Data provided:
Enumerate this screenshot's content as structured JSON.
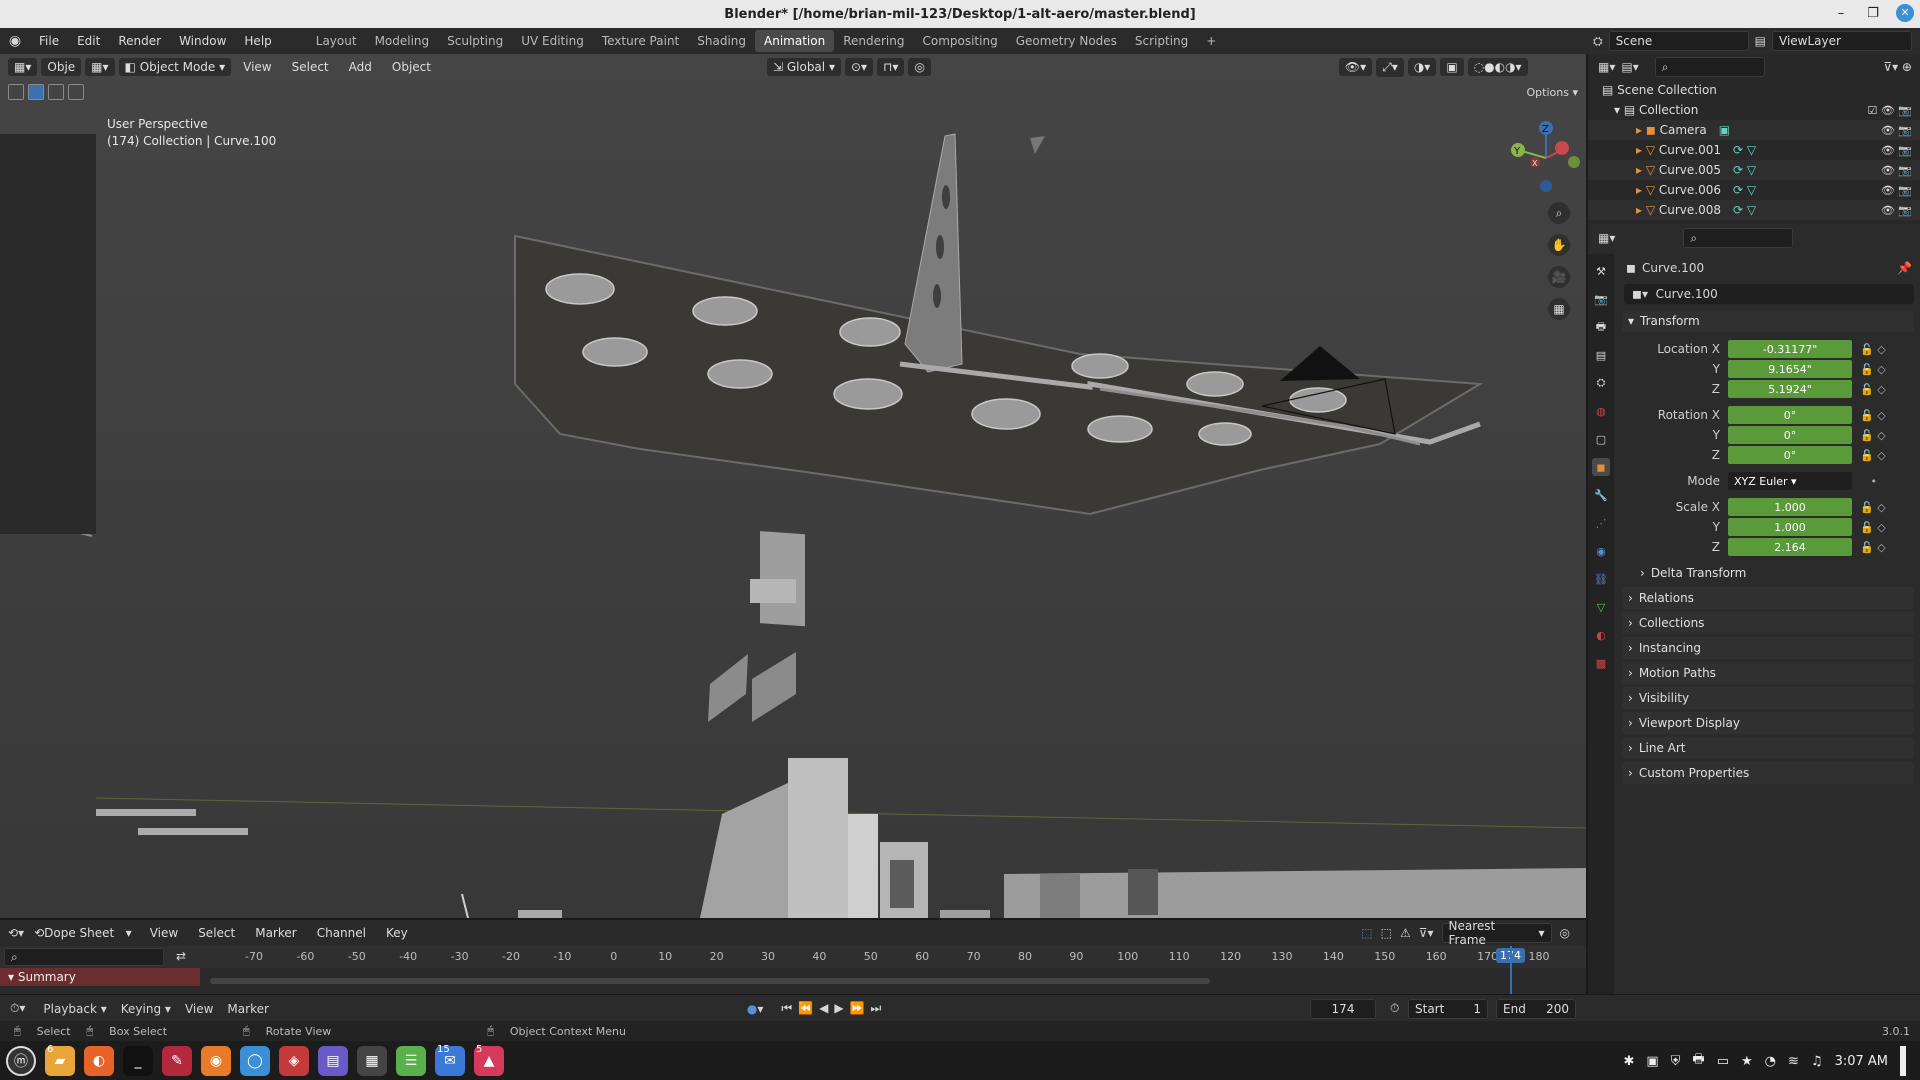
{
  "window": {
    "title": "Blender* [/home/brian-mil-123/Desktop/1-alt-aero/master.blend]"
  },
  "menubar": {
    "menus": [
      "File",
      "Edit",
      "Render",
      "Window",
      "Help"
    ],
    "workspaces": [
      "Layout",
      "Modeling",
      "Sculpting",
      "UV Editing",
      "Texture Paint",
      "Shading",
      "Animation",
      "Rendering",
      "Compositing",
      "Geometry Nodes",
      "Scripting"
    ],
    "active_workspace": "Animation",
    "scene": "Scene",
    "view_layer": "ViewLayer"
  },
  "viewport": {
    "header": {
      "mode": "Object Mode",
      "menus": [
        "View",
        "Select",
        "Add",
        "Object"
      ],
      "transform": "Global",
      "options": "Options"
    },
    "truncated_label": "Obje",
    "info_line1": "User Perspective",
    "info_line2": "(174) Collection | Curve.100",
    "gizmo_axes": [
      "Z",
      "Y",
      "X"
    ]
  },
  "outliner": {
    "root": "Scene Collection",
    "collection": "Collection",
    "items": [
      "Camera",
      "Curve.001",
      "Curve.005",
      "Curve.006",
      "Curve.008"
    ]
  },
  "properties": {
    "object_name": "Curve.100",
    "object_field": "Curve.100",
    "transform_label": "Transform",
    "location_label": "Location X",
    "location": {
      "x": "-0.31177\"",
      "y": "9.1654\"",
      "z": "5.1924\""
    },
    "rotation_label": "Rotation X",
    "rotation": {
      "x": "0°",
      "y": "0°",
      "z": "0°"
    },
    "mode_label": "Mode",
    "mode": "XYZ Euler",
    "scale_label": "Scale X",
    "scale": {
      "x": "1.000",
      "y": "1.000",
      "z": "2.164"
    },
    "axis_y": "Y",
    "axis_z": "Z",
    "panels": [
      "Delta Transform",
      "Relations",
      "Collections",
      "Instancing",
      "Motion Paths",
      "Visibility",
      "Viewport Display",
      "Line Art",
      "Custom Properties"
    ]
  },
  "dopesheet": {
    "editor": "Dope Sheet",
    "menus": [
      "View",
      "Select",
      "Marker",
      "Channel",
      "Key"
    ],
    "snap": "Nearest Frame",
    "ticks": [
      "-70",
      "-60",
      "-50",
      "-40",
      "-30",
      "-20",
      "-10",
      "0",
      "10",
      "20",
      "30",
      "40",
      "50",
      "60",
      "70",
      "80",
      "90",
      "100",
      "110",
      "120",
      "130",
      "140",
      "150",
      "160",
      "170",
      "180"
    ],
    "current_frame_badge": "174",
    "summary": "Summary"
  },
  "timeline": {
    "menus": [
      "Playback",
      "Keying",
      "View",
      "Marker"
    ],
    "current_frame": "174",
    "start_label": "Start",
    "start": "1",
    "end_label": "End",
    "end": "200"
  },
  "statusbar": {
    "select": "Select",
    "box_select": "Box Select",
    "rotate": "Rotate View",
    "context": "Object Context Menu",
    "version": "3.0.1"
  },
  "taskbar": {
    "badges": [
      "6",
      "15",
      "5"
    ],
    "clock": "3:07 AM"
  }
}
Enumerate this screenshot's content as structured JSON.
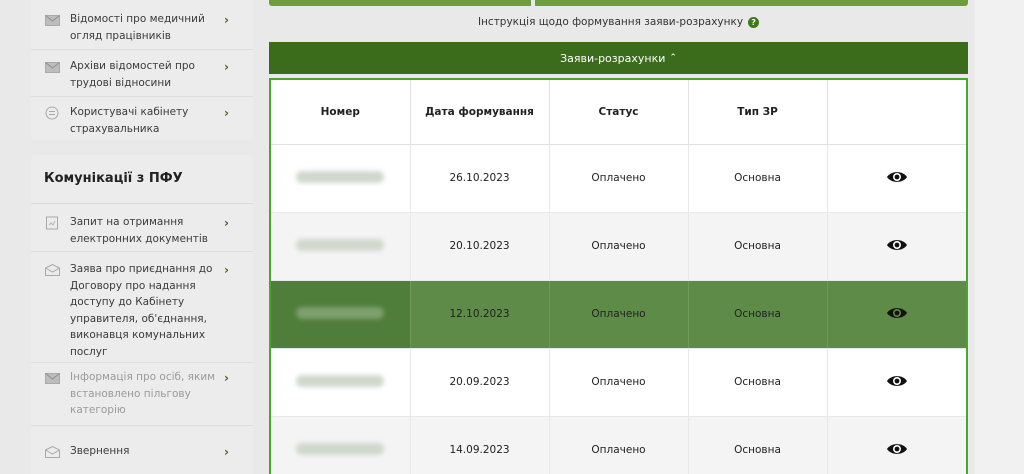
{
  "sidebar": {
    "top_items": [
      {
        "label": "Відомості про медичний огляд працівників",
        "icon": "envelope-icon"
      },
      {
        "label": "Архіви відомостей про трудові відносини",
        "icon": "envelope-icon"
      },
      {
        "label": "Користувачі кабінету страхувальника",
        "icon": "user-list-icon"
      }
    ],
    "communications": {
      "title": "Комунікації з ПФУ",
      "items": [
        {
          "label": "Запит на отримання електронних документів",
          "icon": "document-icon"
        },
        {
          "label": "Заява про приєднання до Договору про надання доступу до Кабінету управителя, об'єднання, виконавця комунальних послуг",
          "icon": "envelope-open-icon"
        },
        {
          "label": "Інформація про осіб, яким встановлено пільгову категорію",
          "icon": "envelope-icon"
        },
        {
          "label": "Звернення",
          "icon": "envelope-open-icon"
        }
      ]
    }
  },
  "main": {
    "instruction": "Інструкція щодо формування заяви-розрахунку",
    "section_title": "Заяви-розрахунки",
    "table": {
      "columns": [
        "Номер",
        "Дата формування",
        "Статус",
        "Тип ЗР",
        ""
      ],
      "rows": [
        {
          "date": "26.10.2023",
          "status": "Оплачено",
          "type": "Основна"
        },
        {
          "date": "20.10.2023",
          "status": "Оплачено",
          "type": "Основна"
        },
        {
          "date": "12.10.2023",
          "status": "Оплачено",
          "type": "Основна"
        },
        {
          "date": "20.09.2023",
          "status": "Оплачено",
          "type": "Основна"
        },
        {
          "date": "14.09.2023",
          "status": "Оплачено",
          "type": "Основна"
        }
      ]
    }
  },
  "colors": {
    "brand_green": "#3b6c1c",
    "accent_green": "#4aa52e",
    "selected_row": "#5e8b48"
  }
}
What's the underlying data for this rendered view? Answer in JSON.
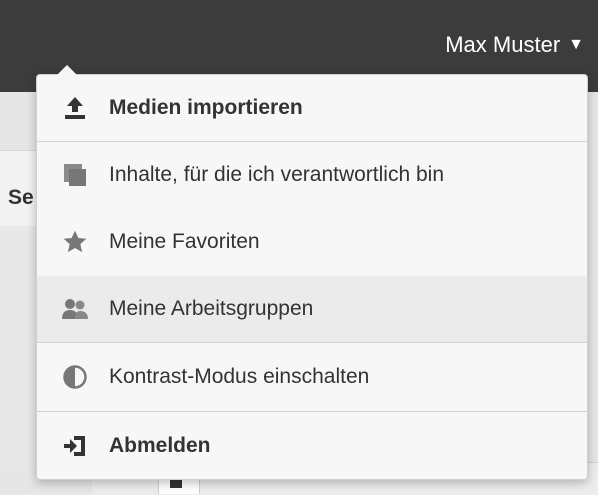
{
  "header": {
    "user_name": "Max Muster",
    "caret": "▼"
  },
  "background": {
    "partial_label": "Se"
  },
  "menu": {
    "import_media": "Medien importieren",
    "responsible_content": "Inhalte, für die ich verantwortlich bin",
    "favorites": "Meine Favoriten",
    "workgroups": "Meine Arbeitsgruppen",
    "contrast_mode": "Kontrast-Modus einschalten",
    "logout": "Abmelden"
  },
  "colors": {
    "topbar": "#3c3c3c",
    "menu_bg": "#f7f7f7",
    "hover_bg": "#ebebeb",
    "icon": "#777777",
    "text": "#333333"
  }
}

What is needed: Identify the lines in the entries that hold "формування" and return each one.

Exercise solution:
    "instruction": "Інструкція щодо формування заяви-розрахунку",
        "Дата формування",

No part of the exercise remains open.